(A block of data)
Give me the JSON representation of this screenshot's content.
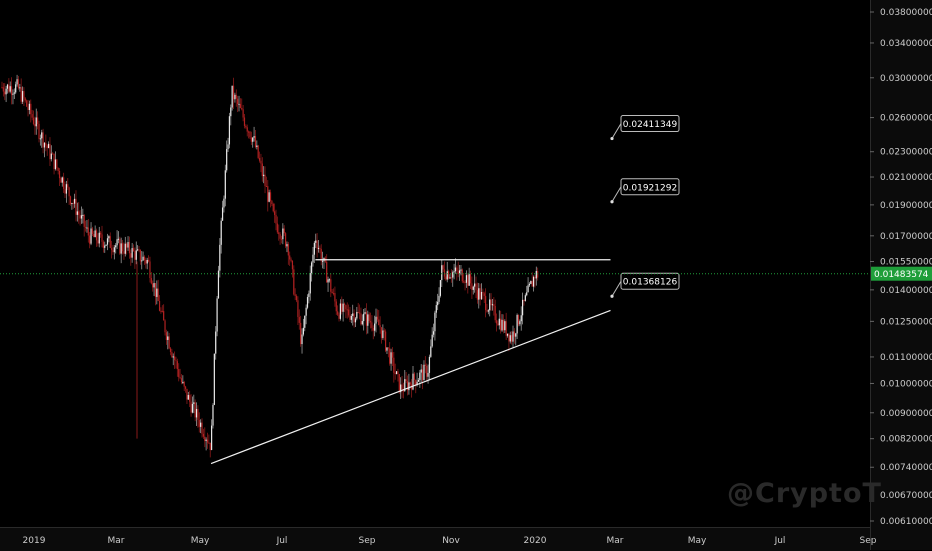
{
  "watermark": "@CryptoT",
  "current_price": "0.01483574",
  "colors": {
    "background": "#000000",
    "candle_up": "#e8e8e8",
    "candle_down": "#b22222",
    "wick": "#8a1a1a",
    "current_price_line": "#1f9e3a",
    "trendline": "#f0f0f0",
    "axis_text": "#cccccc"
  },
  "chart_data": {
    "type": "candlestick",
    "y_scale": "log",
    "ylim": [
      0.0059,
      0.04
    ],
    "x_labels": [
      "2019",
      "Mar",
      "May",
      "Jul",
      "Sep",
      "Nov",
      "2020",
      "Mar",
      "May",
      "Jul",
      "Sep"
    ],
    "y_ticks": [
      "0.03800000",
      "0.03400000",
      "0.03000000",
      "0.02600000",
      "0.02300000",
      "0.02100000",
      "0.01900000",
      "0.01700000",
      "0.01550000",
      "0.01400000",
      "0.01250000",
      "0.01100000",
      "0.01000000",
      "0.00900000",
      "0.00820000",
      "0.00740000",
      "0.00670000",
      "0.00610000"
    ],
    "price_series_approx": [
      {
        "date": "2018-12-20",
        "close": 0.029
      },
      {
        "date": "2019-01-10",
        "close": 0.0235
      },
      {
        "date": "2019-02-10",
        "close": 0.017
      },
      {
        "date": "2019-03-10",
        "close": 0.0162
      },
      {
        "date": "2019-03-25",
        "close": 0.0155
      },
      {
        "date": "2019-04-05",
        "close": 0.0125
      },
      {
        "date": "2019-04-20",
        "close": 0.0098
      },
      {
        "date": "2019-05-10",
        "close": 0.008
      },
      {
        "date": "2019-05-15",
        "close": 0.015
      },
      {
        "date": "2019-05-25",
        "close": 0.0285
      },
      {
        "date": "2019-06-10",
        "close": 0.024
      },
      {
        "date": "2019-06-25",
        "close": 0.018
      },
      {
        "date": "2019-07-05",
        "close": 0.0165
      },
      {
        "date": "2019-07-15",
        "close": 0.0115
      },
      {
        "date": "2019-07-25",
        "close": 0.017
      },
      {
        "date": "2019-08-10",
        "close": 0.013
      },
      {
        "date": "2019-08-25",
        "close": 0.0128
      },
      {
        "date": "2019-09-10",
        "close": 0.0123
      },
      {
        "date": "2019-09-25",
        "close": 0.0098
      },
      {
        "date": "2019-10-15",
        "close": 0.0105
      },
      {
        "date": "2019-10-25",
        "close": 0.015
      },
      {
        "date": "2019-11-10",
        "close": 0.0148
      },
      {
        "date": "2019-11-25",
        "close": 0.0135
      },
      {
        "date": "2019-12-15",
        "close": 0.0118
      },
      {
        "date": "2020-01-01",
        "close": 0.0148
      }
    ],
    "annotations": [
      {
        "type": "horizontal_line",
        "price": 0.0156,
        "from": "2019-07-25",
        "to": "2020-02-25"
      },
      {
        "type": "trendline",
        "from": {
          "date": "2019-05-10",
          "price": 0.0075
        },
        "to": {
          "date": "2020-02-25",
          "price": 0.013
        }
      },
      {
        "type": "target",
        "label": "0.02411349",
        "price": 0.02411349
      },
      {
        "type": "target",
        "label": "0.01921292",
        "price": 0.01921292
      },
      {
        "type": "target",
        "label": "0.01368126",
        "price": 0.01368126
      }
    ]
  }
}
...
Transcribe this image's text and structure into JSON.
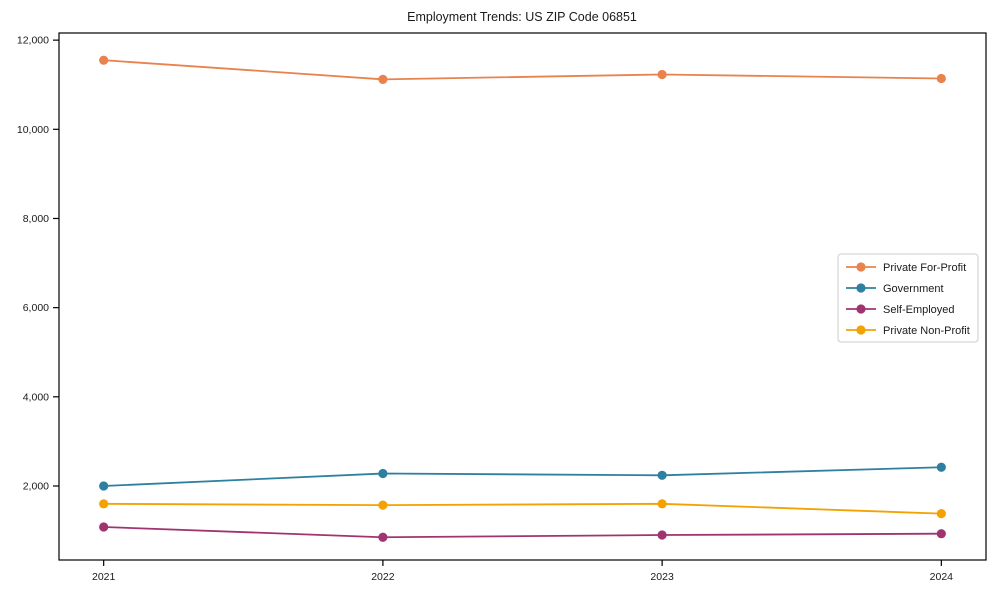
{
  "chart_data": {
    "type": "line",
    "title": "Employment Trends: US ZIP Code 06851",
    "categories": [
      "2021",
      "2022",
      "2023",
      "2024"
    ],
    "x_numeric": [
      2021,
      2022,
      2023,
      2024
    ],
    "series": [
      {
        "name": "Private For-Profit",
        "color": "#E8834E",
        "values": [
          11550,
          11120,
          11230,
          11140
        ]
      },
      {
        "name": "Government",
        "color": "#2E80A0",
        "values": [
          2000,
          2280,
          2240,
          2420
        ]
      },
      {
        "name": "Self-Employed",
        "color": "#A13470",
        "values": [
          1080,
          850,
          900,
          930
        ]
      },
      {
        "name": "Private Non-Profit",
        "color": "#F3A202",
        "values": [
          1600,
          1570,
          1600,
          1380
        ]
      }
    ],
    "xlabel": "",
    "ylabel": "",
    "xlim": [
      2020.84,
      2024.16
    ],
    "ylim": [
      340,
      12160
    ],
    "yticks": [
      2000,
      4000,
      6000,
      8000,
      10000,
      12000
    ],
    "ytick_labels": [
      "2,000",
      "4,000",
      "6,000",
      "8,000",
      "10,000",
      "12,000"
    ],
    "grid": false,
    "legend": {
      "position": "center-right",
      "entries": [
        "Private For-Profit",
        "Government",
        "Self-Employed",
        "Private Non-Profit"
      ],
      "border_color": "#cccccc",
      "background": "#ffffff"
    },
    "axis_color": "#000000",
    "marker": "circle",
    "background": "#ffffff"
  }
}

Given exercise
Copy every line above that includes the string "Private".

Task answer
        "name": "Private For-Profit",
        "name": "Private Non-Profit",
        "Private For-Profit",
        "Private Non-Profit"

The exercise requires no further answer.